— STATED PROBLEM —
Find and copy every line in the records that includes the string "AURN".

Figure record listings
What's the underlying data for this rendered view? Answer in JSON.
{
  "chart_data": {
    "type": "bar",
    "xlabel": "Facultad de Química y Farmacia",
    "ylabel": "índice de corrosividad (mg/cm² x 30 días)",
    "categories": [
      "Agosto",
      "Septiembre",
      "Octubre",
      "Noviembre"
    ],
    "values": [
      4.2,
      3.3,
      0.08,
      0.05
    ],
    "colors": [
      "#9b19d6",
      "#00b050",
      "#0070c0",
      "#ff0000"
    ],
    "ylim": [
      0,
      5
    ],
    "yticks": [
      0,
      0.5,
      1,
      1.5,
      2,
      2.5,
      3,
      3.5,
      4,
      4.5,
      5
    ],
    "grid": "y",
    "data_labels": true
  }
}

---

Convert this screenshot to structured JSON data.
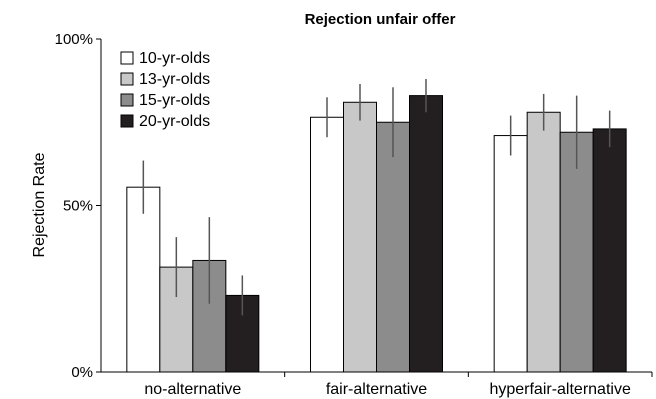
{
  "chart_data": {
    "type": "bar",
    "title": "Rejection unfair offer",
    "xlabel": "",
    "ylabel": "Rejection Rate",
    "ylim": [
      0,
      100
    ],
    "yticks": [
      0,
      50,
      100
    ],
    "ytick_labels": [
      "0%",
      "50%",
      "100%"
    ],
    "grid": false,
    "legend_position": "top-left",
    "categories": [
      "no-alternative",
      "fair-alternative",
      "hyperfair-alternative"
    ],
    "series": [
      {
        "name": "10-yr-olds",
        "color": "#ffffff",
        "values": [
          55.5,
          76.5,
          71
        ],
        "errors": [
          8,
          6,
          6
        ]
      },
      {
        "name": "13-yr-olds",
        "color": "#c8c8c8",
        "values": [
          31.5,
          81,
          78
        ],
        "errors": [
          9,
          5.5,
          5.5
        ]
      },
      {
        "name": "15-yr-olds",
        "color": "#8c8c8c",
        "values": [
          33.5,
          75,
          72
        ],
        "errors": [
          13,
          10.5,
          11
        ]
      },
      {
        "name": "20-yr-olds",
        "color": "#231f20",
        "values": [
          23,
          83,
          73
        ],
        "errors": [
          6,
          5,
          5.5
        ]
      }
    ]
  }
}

---

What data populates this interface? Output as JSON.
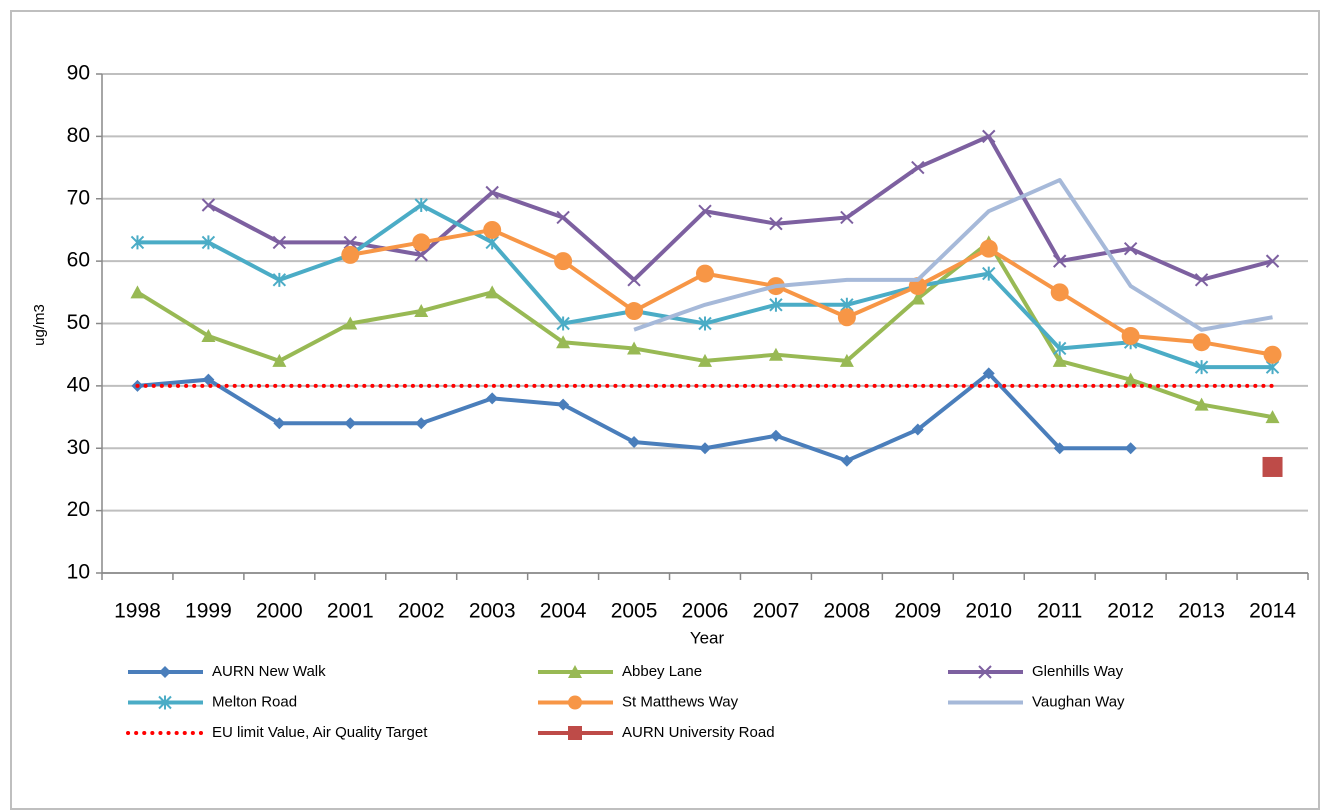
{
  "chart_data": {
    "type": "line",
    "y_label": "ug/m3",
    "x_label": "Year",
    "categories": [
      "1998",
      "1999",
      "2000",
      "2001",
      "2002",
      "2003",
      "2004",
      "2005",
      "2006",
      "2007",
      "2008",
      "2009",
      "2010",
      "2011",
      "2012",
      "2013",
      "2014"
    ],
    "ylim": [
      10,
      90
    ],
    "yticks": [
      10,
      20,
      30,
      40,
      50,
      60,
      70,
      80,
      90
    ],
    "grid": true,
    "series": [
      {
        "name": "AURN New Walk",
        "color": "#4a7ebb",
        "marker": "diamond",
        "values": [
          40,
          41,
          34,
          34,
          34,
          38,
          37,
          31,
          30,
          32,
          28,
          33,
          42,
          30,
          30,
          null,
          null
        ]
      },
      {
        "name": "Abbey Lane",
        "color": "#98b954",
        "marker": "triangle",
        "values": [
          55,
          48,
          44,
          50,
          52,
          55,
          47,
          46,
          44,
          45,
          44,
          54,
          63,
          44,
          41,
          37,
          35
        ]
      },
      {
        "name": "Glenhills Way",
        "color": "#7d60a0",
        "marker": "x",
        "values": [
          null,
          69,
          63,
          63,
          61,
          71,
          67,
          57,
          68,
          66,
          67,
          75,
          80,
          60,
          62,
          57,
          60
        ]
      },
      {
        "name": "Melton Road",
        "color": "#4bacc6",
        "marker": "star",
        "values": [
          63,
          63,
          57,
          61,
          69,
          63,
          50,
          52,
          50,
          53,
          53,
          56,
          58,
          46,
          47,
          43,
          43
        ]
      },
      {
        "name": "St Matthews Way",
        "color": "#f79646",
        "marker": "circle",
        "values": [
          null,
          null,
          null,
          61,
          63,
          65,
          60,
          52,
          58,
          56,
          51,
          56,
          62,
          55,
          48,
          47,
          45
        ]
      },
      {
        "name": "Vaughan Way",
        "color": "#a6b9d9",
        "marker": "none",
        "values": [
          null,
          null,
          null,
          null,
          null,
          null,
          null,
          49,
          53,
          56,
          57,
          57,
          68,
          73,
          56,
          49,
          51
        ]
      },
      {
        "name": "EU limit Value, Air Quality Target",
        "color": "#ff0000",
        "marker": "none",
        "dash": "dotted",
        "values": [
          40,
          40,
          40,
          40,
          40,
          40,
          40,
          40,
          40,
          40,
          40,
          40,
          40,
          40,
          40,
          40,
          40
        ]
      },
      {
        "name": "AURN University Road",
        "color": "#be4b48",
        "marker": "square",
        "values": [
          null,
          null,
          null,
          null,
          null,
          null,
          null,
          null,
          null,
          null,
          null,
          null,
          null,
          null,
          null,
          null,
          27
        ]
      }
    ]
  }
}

— TASK RESULT —
        "name": "AURN New Walk",
        "name": "AURN University Road",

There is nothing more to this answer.